**Task to complete**
From the entries below, copy out every line with "stamp" in it.
══ Dataset records
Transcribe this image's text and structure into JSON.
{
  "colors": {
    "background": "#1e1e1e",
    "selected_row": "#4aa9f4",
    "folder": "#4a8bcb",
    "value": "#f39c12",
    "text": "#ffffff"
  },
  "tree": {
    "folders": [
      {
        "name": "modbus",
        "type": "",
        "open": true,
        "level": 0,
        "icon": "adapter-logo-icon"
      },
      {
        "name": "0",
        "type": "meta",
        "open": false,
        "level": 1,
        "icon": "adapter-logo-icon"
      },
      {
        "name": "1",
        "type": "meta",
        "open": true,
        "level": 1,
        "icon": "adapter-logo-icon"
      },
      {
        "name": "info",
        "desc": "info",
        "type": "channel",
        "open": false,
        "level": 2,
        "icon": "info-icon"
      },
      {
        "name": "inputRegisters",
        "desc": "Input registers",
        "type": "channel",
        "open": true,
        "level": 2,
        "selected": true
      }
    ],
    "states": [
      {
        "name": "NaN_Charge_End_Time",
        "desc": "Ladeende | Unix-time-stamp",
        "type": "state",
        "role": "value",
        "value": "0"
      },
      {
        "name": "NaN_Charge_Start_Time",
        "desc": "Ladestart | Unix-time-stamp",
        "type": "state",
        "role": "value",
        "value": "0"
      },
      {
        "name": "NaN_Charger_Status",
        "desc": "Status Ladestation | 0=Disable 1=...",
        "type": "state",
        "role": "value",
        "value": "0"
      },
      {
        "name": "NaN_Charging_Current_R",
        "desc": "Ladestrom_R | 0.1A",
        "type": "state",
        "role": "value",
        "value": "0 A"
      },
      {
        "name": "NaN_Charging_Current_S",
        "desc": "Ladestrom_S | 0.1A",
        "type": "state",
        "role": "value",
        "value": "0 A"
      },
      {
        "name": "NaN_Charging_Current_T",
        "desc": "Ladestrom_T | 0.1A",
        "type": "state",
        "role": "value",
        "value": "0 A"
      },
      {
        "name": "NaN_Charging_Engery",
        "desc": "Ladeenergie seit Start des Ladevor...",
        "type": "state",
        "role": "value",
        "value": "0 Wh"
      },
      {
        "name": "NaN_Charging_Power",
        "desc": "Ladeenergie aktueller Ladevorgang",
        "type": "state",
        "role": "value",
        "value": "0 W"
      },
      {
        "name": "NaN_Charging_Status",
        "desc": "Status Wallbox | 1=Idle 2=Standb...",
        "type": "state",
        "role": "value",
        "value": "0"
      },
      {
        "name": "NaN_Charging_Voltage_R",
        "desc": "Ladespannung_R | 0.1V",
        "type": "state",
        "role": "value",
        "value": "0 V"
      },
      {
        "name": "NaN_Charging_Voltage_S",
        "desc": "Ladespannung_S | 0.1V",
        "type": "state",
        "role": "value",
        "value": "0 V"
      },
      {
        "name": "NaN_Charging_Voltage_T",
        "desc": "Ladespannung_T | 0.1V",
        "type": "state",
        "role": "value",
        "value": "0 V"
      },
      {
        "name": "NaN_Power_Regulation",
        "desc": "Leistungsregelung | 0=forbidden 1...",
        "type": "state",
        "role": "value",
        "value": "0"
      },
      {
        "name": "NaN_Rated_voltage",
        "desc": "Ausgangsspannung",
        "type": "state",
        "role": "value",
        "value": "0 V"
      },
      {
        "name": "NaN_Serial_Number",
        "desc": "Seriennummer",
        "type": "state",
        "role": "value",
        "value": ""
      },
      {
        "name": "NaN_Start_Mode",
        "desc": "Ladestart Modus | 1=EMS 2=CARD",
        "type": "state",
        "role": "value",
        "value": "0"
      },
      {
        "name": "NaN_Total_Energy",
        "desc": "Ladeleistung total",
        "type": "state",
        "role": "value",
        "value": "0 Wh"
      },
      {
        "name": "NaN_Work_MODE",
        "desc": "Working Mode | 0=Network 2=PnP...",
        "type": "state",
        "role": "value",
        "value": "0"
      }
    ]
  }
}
════
**Response to this exercise**
        "desc": "Ladeende | Unix-time-stamp",
        "desc": "Ladestart | Unix-time-stamp",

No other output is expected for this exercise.